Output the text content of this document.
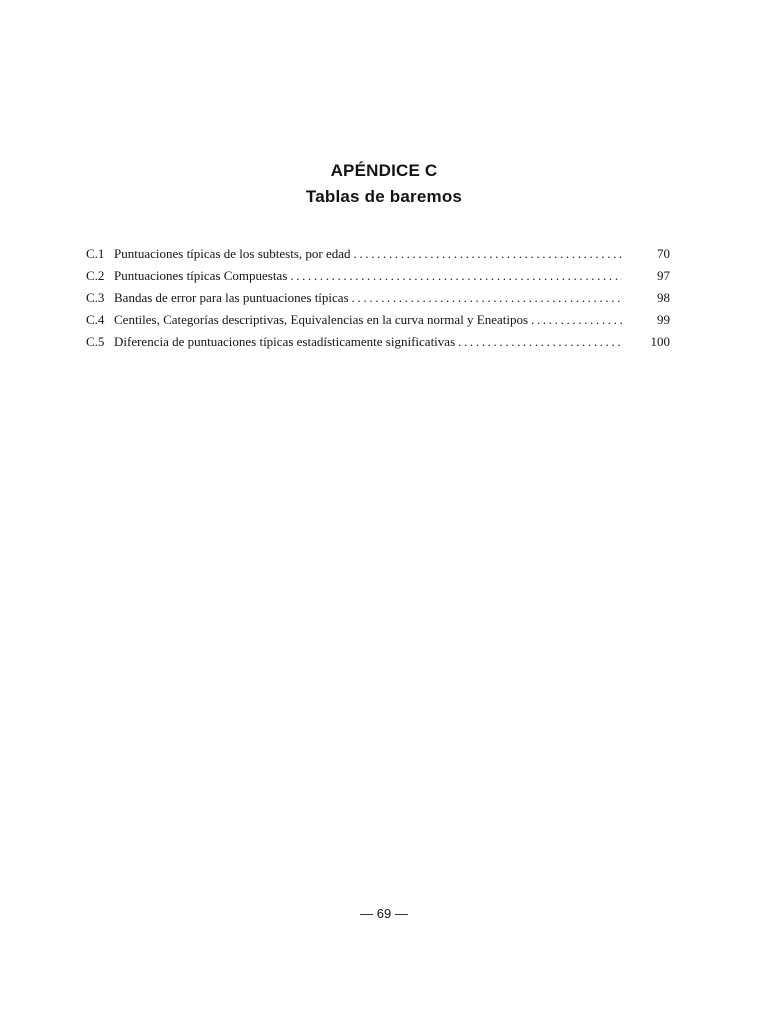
APÉNDICE C
Tablas de baremos
C.1 Puntuaciones típicas de los subtests, por edad . . .	70
C.2 Puntuaciones típicas Compuestas . . .	97
C.3 Bandas de error para las puntuaciones típicas . . .	98
C.4 Centiles, Categorías descriptivas, Equivalencias en la curva normal y Eneatipos . . .	99
C.5 Diferencia de puntuaciones típicas estadísticamente significativas . . .	100
— 69 —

• [Task objective] Without the pictures, return the entries exactly as they appear.

• [Response]
Output the text content of this document.
APÉNDICE C
Tablas de baremos
C.1 Puntuaciones típicas de los subtests, por edad . . .	70
C.2 Puntuaciones típicas Compuestas . . .	97
C.3 Bandas de error para las puntuaciones típicas . . .	98
C.4 Centiles, Categorías descriptivas, Equivalencias en la curva normal y Eneatipos . . .	99
C.5 Diferencia de puntuaciones típicas estadísticamente significativas . . .	100
— 69 —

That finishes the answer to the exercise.